# Exercise task
Rewrite the records below as a single numbered list, one line per item, leaving out any blank lines.
----
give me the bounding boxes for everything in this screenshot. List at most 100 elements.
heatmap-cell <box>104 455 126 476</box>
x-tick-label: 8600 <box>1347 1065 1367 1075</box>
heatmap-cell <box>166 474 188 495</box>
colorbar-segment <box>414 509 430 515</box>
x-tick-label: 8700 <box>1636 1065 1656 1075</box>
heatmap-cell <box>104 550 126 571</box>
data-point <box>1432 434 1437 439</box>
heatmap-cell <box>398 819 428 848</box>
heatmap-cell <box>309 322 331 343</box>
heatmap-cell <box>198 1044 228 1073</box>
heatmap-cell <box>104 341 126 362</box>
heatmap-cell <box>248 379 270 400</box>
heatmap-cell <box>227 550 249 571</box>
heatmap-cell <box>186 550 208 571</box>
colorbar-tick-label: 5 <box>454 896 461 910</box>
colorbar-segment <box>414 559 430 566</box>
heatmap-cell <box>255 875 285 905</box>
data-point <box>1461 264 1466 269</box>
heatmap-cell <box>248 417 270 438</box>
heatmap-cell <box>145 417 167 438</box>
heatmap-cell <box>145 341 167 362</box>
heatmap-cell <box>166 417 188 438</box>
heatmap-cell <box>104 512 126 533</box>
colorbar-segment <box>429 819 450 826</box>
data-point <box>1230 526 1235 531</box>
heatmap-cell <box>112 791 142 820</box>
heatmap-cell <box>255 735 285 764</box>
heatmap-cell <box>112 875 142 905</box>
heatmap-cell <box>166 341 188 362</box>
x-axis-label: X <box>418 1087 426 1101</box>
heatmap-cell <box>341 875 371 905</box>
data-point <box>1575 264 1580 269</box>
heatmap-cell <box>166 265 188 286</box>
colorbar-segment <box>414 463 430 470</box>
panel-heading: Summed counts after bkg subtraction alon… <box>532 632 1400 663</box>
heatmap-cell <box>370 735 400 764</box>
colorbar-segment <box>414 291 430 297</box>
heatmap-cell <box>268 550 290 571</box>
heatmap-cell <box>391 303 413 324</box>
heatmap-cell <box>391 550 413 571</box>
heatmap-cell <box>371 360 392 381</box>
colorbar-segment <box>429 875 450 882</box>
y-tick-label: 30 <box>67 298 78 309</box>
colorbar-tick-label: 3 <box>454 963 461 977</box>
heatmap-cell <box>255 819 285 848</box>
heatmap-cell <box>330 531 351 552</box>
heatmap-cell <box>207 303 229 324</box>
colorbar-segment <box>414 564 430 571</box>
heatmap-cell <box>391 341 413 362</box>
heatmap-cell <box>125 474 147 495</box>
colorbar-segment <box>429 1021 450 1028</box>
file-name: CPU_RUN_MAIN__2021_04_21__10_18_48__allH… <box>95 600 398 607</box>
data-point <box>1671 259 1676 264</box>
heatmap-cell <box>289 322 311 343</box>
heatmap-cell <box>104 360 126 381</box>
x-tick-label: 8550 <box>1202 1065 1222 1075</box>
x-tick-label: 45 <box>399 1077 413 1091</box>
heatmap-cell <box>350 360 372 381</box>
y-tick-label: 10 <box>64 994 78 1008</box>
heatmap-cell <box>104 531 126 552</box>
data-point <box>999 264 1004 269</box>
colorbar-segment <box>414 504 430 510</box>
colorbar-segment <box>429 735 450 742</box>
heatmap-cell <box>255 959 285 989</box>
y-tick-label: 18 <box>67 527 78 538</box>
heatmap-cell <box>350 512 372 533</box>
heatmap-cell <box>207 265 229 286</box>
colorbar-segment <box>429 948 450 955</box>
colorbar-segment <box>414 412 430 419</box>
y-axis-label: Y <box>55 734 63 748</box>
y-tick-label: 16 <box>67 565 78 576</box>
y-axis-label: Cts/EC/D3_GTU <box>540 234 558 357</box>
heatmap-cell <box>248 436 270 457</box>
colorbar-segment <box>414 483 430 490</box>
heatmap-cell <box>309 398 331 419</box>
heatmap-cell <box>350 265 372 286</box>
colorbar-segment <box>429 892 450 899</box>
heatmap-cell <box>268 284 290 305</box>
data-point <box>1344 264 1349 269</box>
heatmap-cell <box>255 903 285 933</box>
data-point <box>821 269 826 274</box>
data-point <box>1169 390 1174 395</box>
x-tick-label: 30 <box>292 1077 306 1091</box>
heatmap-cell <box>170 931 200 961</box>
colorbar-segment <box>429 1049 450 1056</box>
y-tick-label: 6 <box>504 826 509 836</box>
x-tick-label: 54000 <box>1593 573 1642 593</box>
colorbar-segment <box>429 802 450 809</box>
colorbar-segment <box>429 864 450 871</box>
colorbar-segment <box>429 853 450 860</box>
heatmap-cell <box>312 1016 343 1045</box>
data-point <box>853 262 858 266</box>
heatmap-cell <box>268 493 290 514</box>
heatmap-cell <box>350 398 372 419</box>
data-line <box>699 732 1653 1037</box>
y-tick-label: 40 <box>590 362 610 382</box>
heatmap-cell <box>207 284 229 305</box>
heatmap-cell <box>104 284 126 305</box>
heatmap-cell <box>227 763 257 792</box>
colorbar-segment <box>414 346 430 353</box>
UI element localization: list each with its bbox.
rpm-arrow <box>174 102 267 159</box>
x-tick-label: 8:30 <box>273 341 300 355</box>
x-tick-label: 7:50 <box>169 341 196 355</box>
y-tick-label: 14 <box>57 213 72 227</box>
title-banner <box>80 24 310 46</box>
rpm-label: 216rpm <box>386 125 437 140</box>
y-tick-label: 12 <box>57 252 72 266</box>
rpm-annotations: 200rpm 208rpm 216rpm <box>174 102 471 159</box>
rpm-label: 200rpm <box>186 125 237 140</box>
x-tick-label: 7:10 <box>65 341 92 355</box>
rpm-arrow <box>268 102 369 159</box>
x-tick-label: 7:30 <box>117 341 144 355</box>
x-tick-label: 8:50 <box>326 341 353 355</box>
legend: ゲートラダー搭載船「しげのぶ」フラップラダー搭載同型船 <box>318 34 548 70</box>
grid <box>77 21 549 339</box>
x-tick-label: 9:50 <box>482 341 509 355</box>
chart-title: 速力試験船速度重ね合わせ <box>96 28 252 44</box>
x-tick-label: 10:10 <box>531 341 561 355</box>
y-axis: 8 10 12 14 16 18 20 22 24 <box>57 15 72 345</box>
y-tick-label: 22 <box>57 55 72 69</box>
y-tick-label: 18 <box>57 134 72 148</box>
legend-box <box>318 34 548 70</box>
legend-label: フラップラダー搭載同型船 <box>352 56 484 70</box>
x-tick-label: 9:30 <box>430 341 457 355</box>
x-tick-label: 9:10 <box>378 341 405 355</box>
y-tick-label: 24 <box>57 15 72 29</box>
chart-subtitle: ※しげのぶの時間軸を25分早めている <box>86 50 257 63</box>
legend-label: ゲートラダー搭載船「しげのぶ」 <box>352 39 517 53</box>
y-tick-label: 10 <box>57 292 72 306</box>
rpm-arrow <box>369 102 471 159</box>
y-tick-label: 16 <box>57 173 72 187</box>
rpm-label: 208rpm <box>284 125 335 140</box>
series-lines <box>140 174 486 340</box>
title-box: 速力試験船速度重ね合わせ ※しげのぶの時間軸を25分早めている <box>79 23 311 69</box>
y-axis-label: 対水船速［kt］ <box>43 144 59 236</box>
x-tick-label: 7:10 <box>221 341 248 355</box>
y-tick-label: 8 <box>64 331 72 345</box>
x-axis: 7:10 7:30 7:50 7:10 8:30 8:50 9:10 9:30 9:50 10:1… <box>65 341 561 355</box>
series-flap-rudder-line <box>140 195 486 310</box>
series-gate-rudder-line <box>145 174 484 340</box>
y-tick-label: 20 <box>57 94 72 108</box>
----
# Finished answer
1. give me the bounding boxes for everything in this screenshot. List at most 100 elements.
2. heatmap-cell <box>104 455 126 476</box>
3. x-tick-label: 8600 <box>1347 1065 1367 1075</box>
4. heatmap-cell <box>166 474 188 495</box>
5. colorbar-segment <box>414 509 430 515</box>
6. x-tick-label: 8700 <box>1636 1065 1656 1075</box>
7. heatmap-cell <box>104 550 126 571</box>
8. data-point <box>1432 434 1437 439</box>
9. heatmap-cell <box>398 819 428 848</box>
10. heatmap-cell <box>309 322 331 343</box>
11. heatmap-cell <box>198 1044 228 1073</box>
12. heatmap-cell <box>104 341 126 362</box>
13. heatmap-cell <box>248 379 270 400</box>
14. heatmap-cell <box>227 550 249 571</box>
15. heatmap-cell <box>186 550 208 571</box>
16. colorbar-tick-label: 5 <box>454 896 461 910</box>
17. colorbar-segment <box>414 559 430 566</box>
18. heatmap-cell <box>255 875 285 905</box>
19. data-point <box>1461 264 1466 269</box>
20. heatmap-cell <box>248 417 270 438</box>
21. heatmap-cell <box>145 417 167 438</box>
22. heatmap-cell <box>145 341 167 362</box>
23. heatmap-cell <box>166 417 188 438</box>
24. heatmap-cell <box>104 512 126 533</box>
25. colorbar-segment <box>429 819 450 826</box>
26. data-point <box>1230 526 1235 531</box>
27. heatmap-cell <box>112 791 142 820</box>
28. heatmap-cell <box>255 735 285 764</box>
29. heatmap-cell <box>112 875 142 905</box>
30. heatmap-cell <box>166 341 188 362</box>
31. x-axis-label: X <box>418 1087 426 1101</box>
32. heatmap-cell <box>341 875 371 905</box>
33. data-point <box>1575 264 1580 269</box>
34. heatmap-cell <box>166 265 188 286</box>
35. colorbar-segment <box>414 463 430 470</box>
36. panel-heading: Summed counts after bkg subtraction alon… <box>532 632 1400 663</box>
37. heatmap-cell <box>370 735 400 764</box>
38. colorbar-segment <box>414 291 430 297</box>
39. heatmap-cell <box>268 550 290 571</box>
40. heatmap-cell <box>391 303 413 324</box>
41. heatmap-cell <box>391 550 413 571</box>
42. heatmap-cell <box>371 360 392 381</box>
43. colorbar-segment <box>429 875 450 882</box>
44. y-tick-label: 30 <box>67 298 78 309</box>
45. colorbar-tick-label: 3 <box>454 963 461 977</box>
46. heatmap-cell <box>255 819 285 848</box>
47. heatmap-cell <box>330 531 351 552</box>
48. heatmap-cell <box>207 303 229 324</box>
49. colorbar-segment <box>414 564 430 571</box>
50. heatmap-cell <box>391 341 413 362</box>
51. heatmap-cell <box>125 474 147 495</box>
52. colorbar-segment <box>429 1021 450 1028</box>
53. file-name: CPU_RUN_MAIN__2021_04_21__10_18_48__allH… <box>95 600 398 607</box>
54. data-point <box>1671 259 1676 264</box>
55. heatmap-cell <box>289 322 311 343</box>
56. heatmap-cell <box>104 360 126 381</box>
57. x-tick-label: 8550 <box>1202 1065 1222 1075</box>
58. x-tick-label: 45 <box>399 1077 413 1091</box>
59. heatmap-cell <box>350 360 372 381</box>
60. y-tick-label: 10 <box>64 994 78 1008</box>
61. heatmap-cell <box>104 531 126 552</box>
62. data-point <box>999 264 1004 269</box>
63. colorbar-segment <box>414 504 430 510</box>
64. colorbar-segment <box>429 735 450 742</box>
65. heatmap-cell <box>255 959 285 989</box>
66. y-tick-label: 18 <box>67 527 78 538</box>
67. heatmap-cell <box>350 512 372 533</box>
68. heatmap-cell <box>207 265 229 286</box>
69. colorbar-segment <box>429 948 450 955</box>
70. colorbar-segment <box>414 412 430 419</box>
71. y-axis-label: Y <box>55 734 63 748</box>
72. y-tick-label: 16 <box>67 565 78 576</box>
73. y-axis-label: Cts/EC/D3_GTU <box>540 234 558 357</box>
74. heatmap-cell <box>248 436 270 457</box>
75. colorbar-segment <box>414 483 430 490</box>
76. heatmap-cell <box>309 398 331 419</box>
77. heatmap-cell <box>350 265 372 286</box>
78. colorbar-segment <box>429 892 450 899</box>
79. heatmap-cell <box>268 284 290 305</box>
80. data-point <box>1344 264 1349 269</box>
81. heatmap-cell <box>255 903 285 933</box>
82. data-point <box>821 269 826 274</box>
83. data-point <box>1169 390 1174 395</box>
84. x-tick-label: 30 <box>292 1077 306 1091</box>
85. heatmap-cell <box>170 931 200 961</box>
86. colorbar-segment <box>429 1049 450 1056</box>
87. y-tick-label: 6 <box>504 826 509 836</box>
88. x-tick-label: 54000 <box>1593 573 1642 593</box>
89. colorbar-segment <box>429 802 450 809</box>
90. colorbar-segment <box>429 864 450 871</box>
91. colorbar-segment <box>429 853 450 860</box>
92. heatmap-cell <box>312 1016 343 1045</box>
93. data-point <box>853 262 858 266</box>
94. heatmap-cell <box>268 493 290 514</box>
95. heatmap-cell <box>350 398 372 419</box>
96. data-line <box>699 732 1653 1037</box>
97. y-tick-label: 40 <box>590 362 610 382</box>
98. heatmap-cell <box>207 284 229 305</box>
99. heatmap-cell <box>104 284 126 305</box>
100. heatmap-cell <box>227 763 257 792</box>
101. colorbar-segment <box>414 346 430 353</box>
102. UI element localization: list each with its bbox.
103. rpm-arrow <box>174 102 267 159</box>
104. x-tick-label: 8:30 <box>273 341 300 355</box>
105. x-tick-label: 7:50 <box>169 341 196 355</box>
106. y-tick-label: 14 <box>57 213 72 227</box>
107. title-banner <box>80 24 310 46</box>
108. rpm-label: 216rpm <box>386 125 437 140</box>
109. y-tick-label: 12 <box>57 252 72 266</box>
110. rpm-annotations: 200rpm 208rpm 216rpm <box>174 102 471 159</box>
111. rpm-label: 200rpm <box>186 125 237 140</box>
112. x-tick-label: 7:10 <box>65 341 92 355</box>
113. rpm-arrow <box>268 102 369 159</box>
114. x-tick-label: 7:30 <box>117 341 144 355</box>
115. x-tick-label: 8:50 <box>326 341 353 355</box>
116. legend: ゲートラダー搭載船「しげのぶ」フラップラダー搭載同型船 <box>318 34 548 70</box>
117. grid <box>77 21 549 339</box>
118. x-tick-label: 9:50 <box>482 341 509 355</box>
119. chart-title: 速力試験船速度重ね合わせ <box>96 28 252 44</box>
120. x-tick-label: 10:10 <box>531 341 561 355</box>
121. y-axis: 8 10 12 14 16 18 20 22 24 <box>57 15 72 345</box>
122. y-tick-label: 22 <box>57 55 72 69</box>
123. y-tick-label: 18 <box>57 134 72 148</box>
124. legend-box <box>318 34 548 70</box>
125. legend-label: フラップラダー搭載同型船 <box>352 56 484 70</box>
126. x-tick-label: 9:30 <box>430 341 457 355</box>
127. x-tick-label: 9:10 <box>378 341 405 355</box>
128. y-tick-label: 24 <box>57 15 72 29</box>
129. chart-subtitle: ※しげのぶの時間軸を25分早めている <box>86 50 257 63</box>
130. legend-label: ゲートラダー搭載船「しげのぶ」 <box>352 39 517 53</box>
131. y-tick-label: 10 <box>57 292 72 306</box>
132. rpm-arrow <box>369 102 471 159</box>
133. y-tick-label: 16 <box>57 173 72 187</box>
134. rpm-label: 208rpm <box>284 125 335 140</box>
135. series-lines <box>140 174 486 340</box>
136. title-box: 速力試験船速度重ね合わせ ※しげのぶの時間軸を25分早めている <box>79 23 311 69</box>
137. y-axis-label: 対水船速［kt］ <box>43 144 59 236</box>
138. x-tick-label: 7:10 <box>221 341 248 355</box>
139. y-tick-label: 8 <box>64 331 72 345</box>
140. x-axis: 7:10 7:30 7:50 7:10 8:30 8:50 9:10 9:30 9:50 10:1… <box>65 341 561 355</box>
141. series-flap-rudder-line <box>140 195 486 310</box>
142. series-gate-rudder-line <box>145 174 484 340</box>
143. y-tick-label: 20 <box>57 94 72 108</box>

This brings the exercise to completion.